> Set task
Copy every line of the data in which the word "JSON" occurs.

[Records that describe figures]
----

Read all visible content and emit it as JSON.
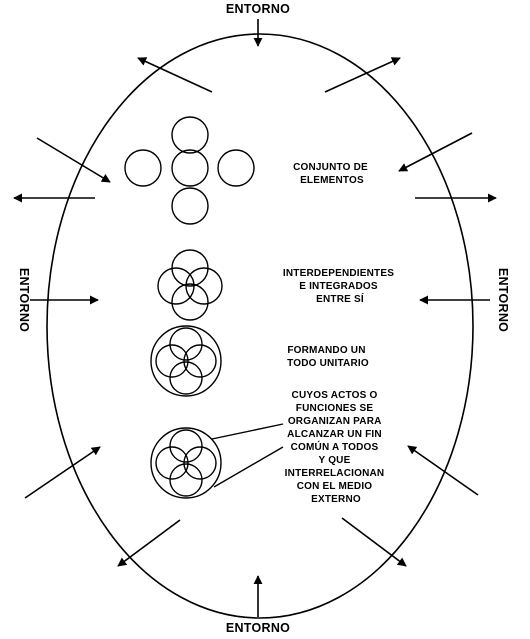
{
  "diagram": {
    "entorno": {
      "top": "ENTORNO",
      "bottom": "ENTORNO",
      "left": "ENTORNO",
      "right": "ENTORNO"
    },
    "stages": [
      {
        "name": "conjunto",
        "lines": [
          "CONJUNTO DE",
          "ELEMENTOS"
        ]
      },
      {
        "name": "interdependientes",
        "lines": [
          "INTERDEPENDIENTES",
          "E INTEGRADOS",
          "ENTRE SÍ"
        ]
      },
      {
        "name": "todo-unitario",
        "lines": [
          "FORMANDO UN",
          "TODO UNITARIO"
        ]
      },
      {
        "name": "fin-comun",
        "lines": [
          "CUYOS ACTOS O",
          "FUNCIONES SE",
          "ORGANIZAN PARA",
          "ALCANZAR UN FIN",
          "COMÚN A TODOS",
          "Y QUE",
          "INTERRELACIONAN",
          "CON EL MEDIO",
          "EXTERNO"
        ]
      }
    ],
    "colors": {
      "ink": "#000000",
      "background": "#ffffff"
    }
  }
}
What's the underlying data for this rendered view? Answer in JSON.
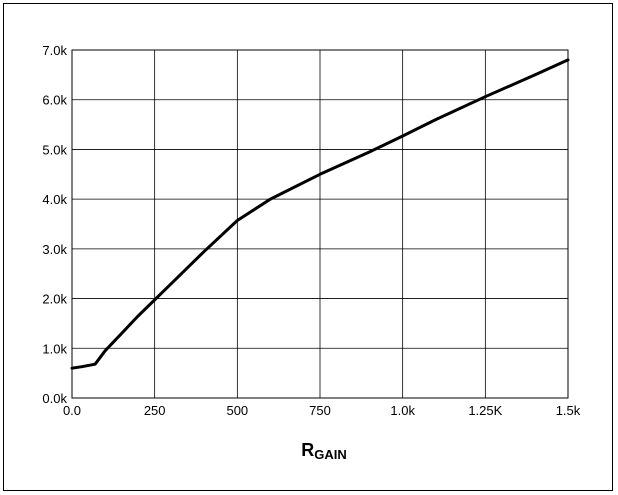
{
  "chart_data": {
    "type": "line",
    "title": "",
    "xlabel_main": "R",
    "xlabel_sub": "GAIN",
    "ylabel": "",
    "xlim": [
      0,
      1500
    ],
    "ylim": [
      0,
      7000
    ],
    "grid": true,
    "x_ticks": [
      {
        "value": 0,
        "label": "0.0"
      },
      {
        "value": 250,
        "label": "250"
      },
      {
        "value": 500,
        "label": "500"
      },
      {
        "value": 750,
        "label": "750"
      },
      {
        "value": 1000,
        "label": "1.0k"
      },
      {
        "value": 1250,
        "label": "1.25K"
      },
      {
        "value": 1500,
        "label": "1.5k"
      }
    ],
    "y_ticks": [
      {
        "value": 0,
        "label": "0.0k"
      },
      {
        "value": 1000,
        "label": "1.0k"
      },
      {
        "value": 2000,
        "label": "2.0k"
      },
      {
        "value": 3000,
        "label": "3.0k"
      },
      {
        "value": 4000,
        "label": "4.0k"
      },
      {
        "value": 5000,
        "label": "5.0k"
      },
      {
        "value": 6000,
        "label": "6.0k"
      },
      {
        "value": 7000,
        "label": "7.0k"
      }
    ],
    "series": [
      {
        "color": "#000000",
        "x": [
          0,
          30,
          70,
          100,
          200,
          300,
          400,
          500,
          600,
          750,
          900,
          1000,
          1100,
          1250,
          1400,
          1500
        ],
        "y": [
          600,
          630,
          680,
          950,
          1650,
          2300,
          2950,
          3570,
          4000,
          4500,
          4950,
          5270,
          5600,
          6060,
          6500,
          6800
        ]
      }
    ]
  }
}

----

> Reply to the task
Read all visible content and emit it as JSON.
What's the underlying data for this rendered view? Answer in JSON.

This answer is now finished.